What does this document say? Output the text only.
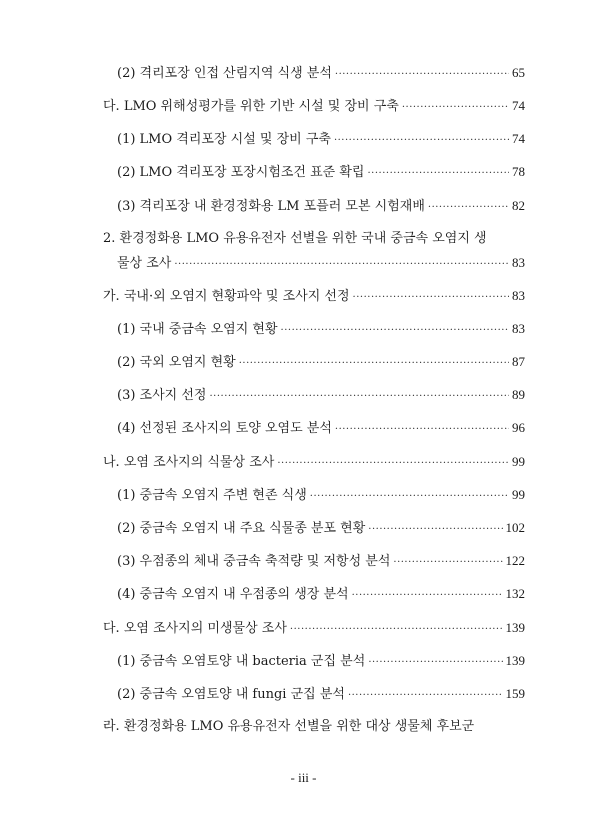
(2) 격리포장 인접 산림지역 식생 분석 ·····	65
다. LMO 위해성평가를 위한 기반 시설 및 장비 구축 ·····	74
(1) LMO 격리포장 시설 및 장비 구축 ·····	74
(2) LMO 격리포장 포장시험조건 표준 확립 ·····	78
(3) 격리포장 내 환경정화용 LM 포플러 모본 시험재배 ·····	82
2. 환경정화용 LMO 유용유전자 선별을 위한 국내 중금속 오염지 생
물상 조사 ·····	83
가. 국내·외 오염지 현황파악 및 조사지 선정 ·····	83
(1) 국내 중금속 오염지 현황 ·····	83
(2) 국외 오염지 현황 ·····	87
(3) 조사지 선정 ·····	89
(4) 선정된 조사지의 토양 오염도 분석 ·····	96
나. 오염 조사지의 식물상 조사 ·····	99
(1) 중금속 오염지 주변 현존 식생 ·····	99
(2) 중금속 오염지 내 주요 식물종 분포 현황 ·····	102
(3) 우점종의 체내 중금속 축적량 및 저항성 분석 ·····	122
(4) 중금속 오염지 내 우점종의 생장 분석 ·····	132
다. 오염 조사지의 미생물상 조사 ·····	139
(1) 중금속 오염토양 내 bacteria 군집 분석 ·····	139
(2) 중금속 오염토양 내 fungi 군집 분석 ·····	159
라. 환경정화용 LMO 유용유전자 선별을 위한 대상 생물체 후보군
- iii -
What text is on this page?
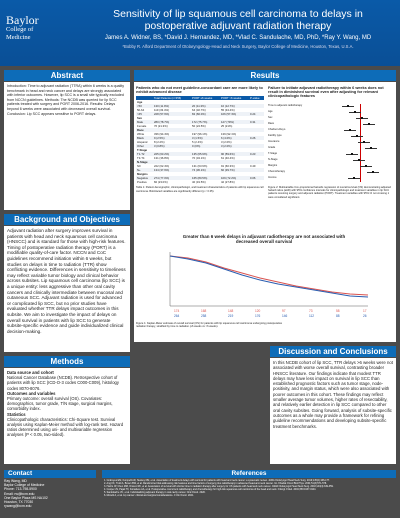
Baylor
College of
Medicine
Sensitivity of lip squamous cell carcinoma to delays in postoperative adjuvant radiation therapy
James A. Widner, BS, *David J. Hernandez, MD, *Vlad C. Sandulache, MD, PhD, *Ray Y. Wang, MD
*Bobby R. Alford Department of Otolaryngology-Head and Neck Surgery, Baylor College of Medicine, Houston, Texas, U.S.A.
Abstract
Introduction: Time to adjuvant radiation (TTRA) within 6 weeks is a quality benchmark in head and neck cancer and delays are strongly associated with inferior outcomes. However, lip SCC is a small site typically excluded from NCCN guidelines. Methods: The NCDB was queried for lip SCC patients treated with surgery and PORT 2006-2016. Results: Delays beyond 6 weeks were associated with decreased overall survival. Conclusion: Lip SCC appears sensitive to PORT delays.
Background and Objectives
Adjuvant radiation after surgery improves survival in patients with head and neck squamous cell carcinoma (HNSCC) and is standard for those with high-risk features. Timing of postoperative radiation therapy (PORT) is a modifiable quality-of-care factor. NCCN and CoC guidelines recommend initiation within 6 weeks, but studies on delays in time to radiation (TTR) show conflicting evidence. Differences in sensitivity to timeliness may reflect variable tumor biology and clinical behavior across subsites. Lip squamous cell carcinoma (lip SCC) is a unique entity: less aggressive than other oral cavity cancers and clinically intermediate between mucosal and cutaneous SCC. Adjuvant radiation is used for advanced or complicated lip SCC, but no prior studies have evaluated whether TTR delays impact outcomes in this subsite. We aim to investigate the impact of delays on overall survival in patients with lip SCC to generate subsite-specific evidence and guide individualized clinical decision-making.
Methods
Data source and cohort
National Cancer Database (NCDB). Retrospective cohort of patients with lip SCC (ICD-O-3 codes C000-C009), histology codes 8070-8076.
Outcomes and variables
Primary outcome: overall survival (OS). Covariates: demographics, tumor grade, T/N stage, surgical margins, comorbidity index.
Statistics
Clinicopathologic characteristics: Chi-Square test. Survival analysis using Kaplan-Meier method with log-rank test. Hazard ratios determined using uni- and multivariable regression analyses (P < 0.05, two-sided).
Results
Patients who do not meet guideline-concordant care are more likely to exhibit advanced disease
	Total Patients (n=356)	PORT ≤6 weeks	PORT >6 weeks	P-value
Age				
<50	130 (11.9%)	20 (11.3%)	10 (12.7%)	
50-64	119 (33.4%)	64 (32.7%)	55 (34.4%)	
>65	228 (57.6%)	82 (66.0%)	106 (57.3%)	0.24
Sex				
Male	280 (78.7%)	172 (75.7%)	127 (79%)	0.31
Female	76 (21.3%)	50 (24.5%)	25 (21%)	
Race				
White	336 (94.4%)	197 (96.1%)	139 (92.1%)	
Black	9 (2.5%)	3 (1.5%)	6 (4.0%)	0.26
Hispanic	8 (2.2%)	5 (2.4%)	3 (2.0%)	
Other	3 (0.8%)	0 (0%)	3 (2.0%)	
T-Stage				
T1-T2	225 (63.2%)	135 (65.9%)	90 (59.6%)	0.23
T3-T4	131 (36.8%)	70 (34.1%)	61 (40.4%)	
N-Stage				
N0	222 (62.4%)	131 (63.9%)	91 (60.3%)	0.49
N+	134 (37.6%)	74 (36.1%)	60 (39.7%)	
Margins				
Negative	274 (77.0%)	165 (80.5%)	109 (72.2%)	0.06
Positive	82 (23.0%)	40 (19.5%)	42 (27.8%)	
Table 1: Patient demographic, clinicopathologic, and treatment characteristics of patients with lip squamous cell carcinoma. Bold-faced variables are significantly different (p < 0.05).
Failure to initiate adjuvant radiotherapy within 6 weeks does not result in diminished survival even after adjusting for relevant clinicopathologic features
Time to adjuvant radiotherapy
Age
Sex
Race
Charlson-Deyo
Facility type
Insurance
Grade
T-Stage
N-Stage
Margins
Chemotherapy
Income
Figure 2: Multivariable Cox-proportional hazards regression of overall survival (OS) demonstrating adjusted hazard ratios (aHR) with 95% confidence intervals for clinicopathologic and treatment variables in lip SCC patients receiving surgery and adjuvant radiation (PORT). Treatment variables with 95% CI not crossing 1 were considered significant.
Greater than 6 week delays in adjuvant radiotherapy are not associated with decreased overall survival
174	168	148	120	97	73	58	17
264	258	219	176	146	112	88	26
Figure 1: Kaplan-Meier estimate of overall survival (OS) for patients with lip squamous cell carcinoma undergoing postoperative radiation therapy, stratified by time to radiation (≤6 weeks vs >6 weeks).
Discussion and Conclusions
In this NCDB cohort of lip SCC, TTR delays >6 weeks were not associated with worse overall survival, contrasting broader HNSCC literature. Our findings indicate that modest TTR delays may have less impact on survival in lip SCC than established prognostic factors such as tumor stage, node-positivity, and margin status, which were also associated with poorer outcomes in this cohort. These findings may reflect smaller average tumor volumes, higher rates of resectability, and relatively earlier detection in lip SCC compared to other oral cavity subsites. Going forward, analysis of subsite-specific outcomes as a whole may provide a framework for refining guideline recommendations and developing subsite-specific treatment benchmarks.
Contact
Ray Wang, MD
Baylor College of Medicine
Phone: 713-798-5900
Email: rw@bcm.edu
One Baylor Plaza MS NA102
Houston, TX 77030
rywang@bcm.edu
References
1. Graboyes EM, Kompelli AR, Neskey DM, et al. Association of treatment delays with survival for patients with head and neck cancer: a systematic review. JAMA Otolaryngol Head Neck Surg. 2019;145(2):166-177.
2. Ang KK, Trotti A, Brown BW, et al. Randomized trial addressing risk features and time factors of surgery plus radiotherapy in advanced head-and-neck cancer. Int J Radiat Oncol Biol Phys. 2001;51(3):571-578.
3. Harris JP, Chen MM, Orosco RK, et al. Association of survival with shorter time to radiation therapy after surgery for US patients with head and neck cancer. JAMA Otolaryngol Head Neck Surg. 2018;144(4):349-359.
4. Cooper JS, Pajak TF, Forastiere AA, et al. Postoperative concurrent radiotherapy and chemotherapy for high-risk squamous-cell carcinoma of the head and neck. N Engl J Med. 2004;350:1937-1944.
5. Sandulache VC, et al. Individualizing adjuvant therapy in oral cavity cancer. Oral Oncol. 2020.
6. Moretti A, et al. Lip cancer: clinical and surgical considerations. J Clin Oncol. 2021.
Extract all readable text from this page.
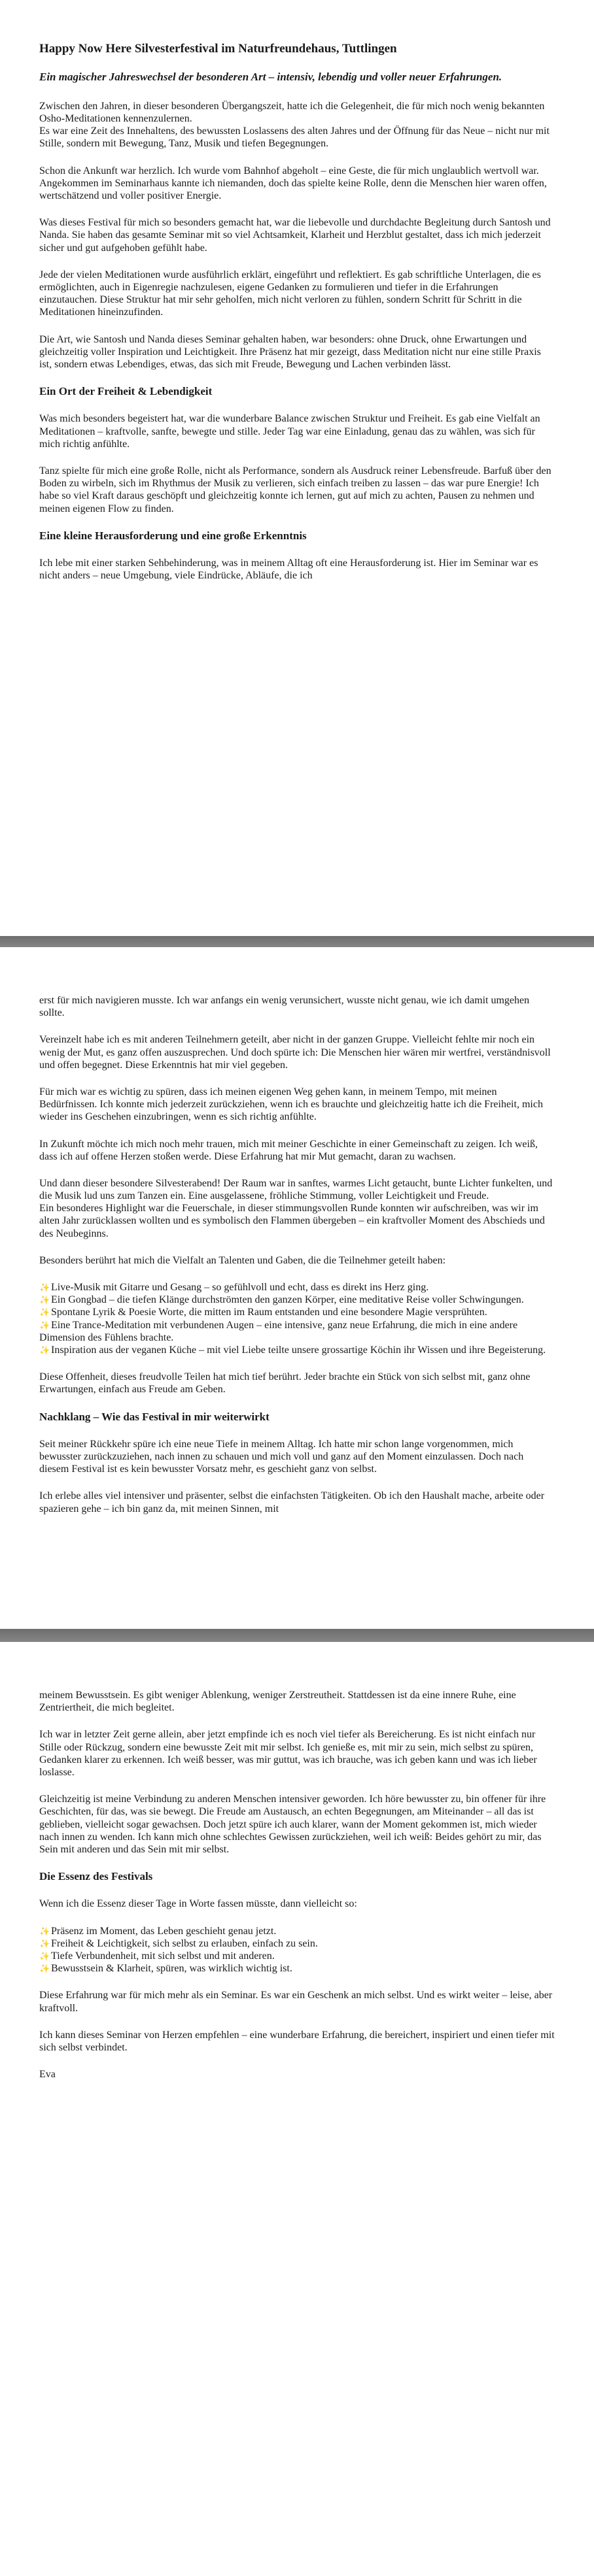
Happy Now Here Silvesterfestival im Naturfreundehaus, Tuttlingen
Ein magischer Jahreswechsel der besonderen Art – intensiv, lebendig und voller neuer Erfahrungen.

Zwischen den Jahren, in dieser besonderen Übergangszeit, hatte ich die Gelegenheit, die für mich noch wenig bekannten Osho-Meditationen kennenzulernen.
Es war eine Zeit des Innehaltens, des bewussten Loslassens des alten Jahres und der Öffnung für das Neue – nicht nur mit Stille, sondern mit Bewegung, Tanz, Musik und tiefen Begegnungen.

Schon die Ankunft war herzlich. Ich wurde vom Bahnhof abgeholt – eine Geste, die für mich unglaublich wertvoll war. Angekommen im Seminarhaus kannte ich niemanden, doch das spielte keine Rolle, denn die Menschen hier waren offen, wertschätzend und voller positiver Energie.

Was dieses Festival für mich so besonders gemacht hat, war die liebevolle und durchdachte Begleitung durch Santosh und Nanda. Sie haben das gesamte Seminar mit so viel Achtsamkeit, Klarheit und Herzblut gestaltet, dass ich mich jederzeit sicher und gut aufgehoben gefühlt habe.

Jede der vielen Meditationen wurde ausführlich erklärt, eingeführt und reflektiert. Es gab schriftliche Unterlagen, die es ermöglichten, auch in Eigenregie nachzulesen, eigene Gedanken zu formulieren und tiefer in die Erfahrungen einzutauchen. Diese Struktur hat mir sehr geholfen, mich nicht verloren zu fühlen, sondern Schritt für Schritt in die Meditationen hineinzufinden.

Die Art, wie Santosh und Nanda dieses Seminar gehalten haben, war besonders: ohne Druck, ohne Erwartungen und gleichzeitig voller Inspiration und Leichtigkeit. Ihre Präsenz hat mir gezeigt, dass Meditation nicht nur eine stille Praxis ist, sondern etwas Lebendiges, etwas, das sich mit Freude, Bewegung und Lachen verbinden lässt.

Ein Ort der Freiheit & Lebendigkeit

Was mich besonders begeistert hat, war die wunderbare Balance zwischen Struktur und Freiheit. Es gab eine Vielfalt an Meditationen – kraftvolle, sanfte, bewegte und stille. Jeder Tag war eine Einladung, genau das zu wählen, was sich für mich richtig anfühlte.

Tanz spielte für mich eine große Rolle, nicht als Performance, sondern als Ausdruck reiner Lebensfreude. Barfuß über den Boden zu wirbeln, sich im Rhythmus der Musik zu verlieren, sich einfach treiben zu lassen – das war pure Energie! Ich habe so viel Kraft daraus geschöpft und gleichzeitig konnte ich lernen, gut auf mich zu achten, Pausen zu nehmen und meinen eigenen Flow zu finden.

Eine kleine Herausforderung und eine große Erkenntnis

Ich lebe mit einer starken Sehbehinderung, was in meinem Alltag oft eine Herausforderung ist. Hier im Seminar war es nicht anders – neue Umgebung, viele Eindrücke, Abläufe, die ich

erst für mich navigieren musste. Ich war anfangs ein wenig verunsichert, wusste nicht genau, wie ich damit umgehen sollte.

Vereinzelt habe ich es mit anderen Teilnehmern geteilt, aber nicht in der ganzen Gruppe. Vielleicht fehlte mir noch ein wenig der Mut, es ganz offen auszusprechen. Und doch spürte ich: Die Menschen hier wären mir wertfrei, verständnisvoll und offen begegnet. Diese Erkenntnis hat mir viel gegeben.

Für mich war es wichtig zu spüren, dass ich meinen eigenen Weg gehen kann, in meinem Tempo, mit meinen Bedürfnissen. Ich konnte mich jederzeit zurückziehen, wenn ich es brauchte und gleichzeitig hatte ich die Freiheit, mich wieder ins Geschehen einzubringen, wenn es sich richtig anfühlte.

In Zukunft möchte ich mich noch mehr trauen, mich mit meiner Geschichte in einer Gemeinschaft zu zeigen. Ich weiß, dass ich auf offene Herzen stoßen werde. Diese Erfahrung hat mir Mut gemacht, daran zu wachsen.

Und dann dieser besondere Silvesterabend! Der Raum war in sanftes, warmes Licht getaucht, bunte Lichter funkelten, und die Musik lud uns zum Tanzen ein. Eine ausgelassene, fröhliche Stimmung, voller Leichtigkeit und Freude.
Ein besonderes Highlight war die Feuerschale, in dieser stimmungsvollen Runde konnten wir aufschreiben, was wir im alten Jahr zurücklassen wollten und es symbolisch den Flammen übergeben – ein kraftvoller Moment des Abschieds und des Neubeginns.

Besonders berührt hat mich die Vielfalt an Talenten und Gaben, die die Teilnehmer geteilt haben:

✨ Live-Musik mit Gitarre und Gesang – so gefühlvoll und echt, dass es direkt ins Herz ging.
✨ Ein Gongbad – die tiefen Klänge durchströmten den ganzen Körper, eine meditative Reise voller Schwingungen.
✨ Spontane Lyrik & Poesie Worte, die mitten im Raum entstanden und eine besondere Magie versprühten.
✨ Eine Trance-Meditation mit verbundenen Augen – eine intensive, ganz neue Erfahrung, die mich in eine andere Dimension des Fühlens brachte.
✨ Inspiration aus der veganen Küche – mit viel Liebe teilte unsere grossartige Köchin ihr Wissen und ihre Begeisterung.

Diese Offenheit, dieses freudvolle Teilen hat mich tief berührt. Jeder brachte ein Stück von sich selbst mit, ganz ohne Erwartungen, einfach aus Freude am Geben.

Nachklang – Wie das Festival in mir weiterwirkt

Seit meiner Rückkehr spüre ich eine neue Tiefe in meinem Alltag. Ich hatte mir schon lange vorgenommen, mich bewusster zurückzuziehen, nach innen zu schauen und mich voll und ganz auf den Moment einzulassen. Doch nach diesem Festival ist es kein bewusster Vorsatz mehr, es geschieht ganz von selbst.

Ich erlebe alles viel intensiver und präsenter, selbst die einfachsten Tätigkeiten. Ob ich den Haushalt mache, arbeite oder spazieren gehe – ich bin ganz da, mit meinen Sinnen, mit

meinem Bewusstsein. Es gibt weniger Ablenkung, weniger Zerstreutheit. Stattdessen ist da eine innere Ruhe, eine Zentriertheit, die mich begleitet.

Ich war in letzter Zeit gerne allein, aber jetzt empfinde ich es noch viel tiefer als Bereicherung. Es ist nicht einfach nur Stille oder Rückzug, sondern eine bewusste Zeit mit mir selbst. Ich genieße es, mit mir zu sein, mich selbst zu spüren, Gedanken klarer zu erkennen. Ich weiß besser, was mir guttut, was ich brauche, was ich geben kann und was ich lieber loslasse.

Gleichzeitig ist meine Verbindung zu anderen Menschen intensiver geworden. Ich höre bewusster zu, bin offener für ihre Geschichten, für das, was sie bewegt. Die Freude am Austausch, an echten Begegnungen, am Miteinander – all das ist geblieben, vielleicht sogar gewachsen. Doch jetzt spüre ich auch klarer, wann der Moment gekommen ist, mich wieder nach innen zu wenden. Ich kann mich ohne schlechtes Gewissen zurückziehen, weil ich weiß: Beides gehört zu mir, das Sein mit anderen und das Sein mit mir selbst.

Die Essenz des Festivals

Wenn ich die Essenz dieser Tage in Worte fassen müsste, dann vielleicht so:

✨ Präsenz im Moment, das Leben geschieht genau jetzt.
✨ Freiheit & Leichtigkeit, sich selbst zu erlauben, einfach zu sein.
✨ Tiefe Verbundenheit, mit sich selbst und mit anderen.
✨ Bewusstsein & Klarheit, spüren, was wirklich wichtig ist.

Diese Erfahrung war für mich mehr als ein Seminar. Es war ein Geschenk an mich selbst. Und es wirkt weiter – leise, aber kraftvoll.

Ich kann dieses Seminar von Herzen empfehlen – eine wunderbare Erfahrung, die bereichert, inspiriert und einen tiefer mit sich selbst verbindet.

Eva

Task description
Which lines above hold the string "Nanda"? Show each of them.

Finished exercise
Was dieses Festival für mich so besonders gemacht hat, war die liebevolle und durchdachte Begleitung durch Santosh und Nanda. Sie haben das gesamte Seminar mit so viel Achtsamkeit, Klarheit und Herzblut gestaltet, dass ich mich jederzeit sicher und gut aufgehoben gefühlt habe.
Die Art, wie Santosh und Nanda dieses Seminar gehalten haben, war besonders: ohne Druck, ohne Erwartungen und gleichzeitig voller Inspiration und Leichtigkeit. Ihre Präsenz hat mir gezeigt, dass Meditation nicht nur eine stille Praxis ist, sondern etwas Lebendiges, etwas, das sich mit Freude, Bewegung und Lachen verbinden lässt.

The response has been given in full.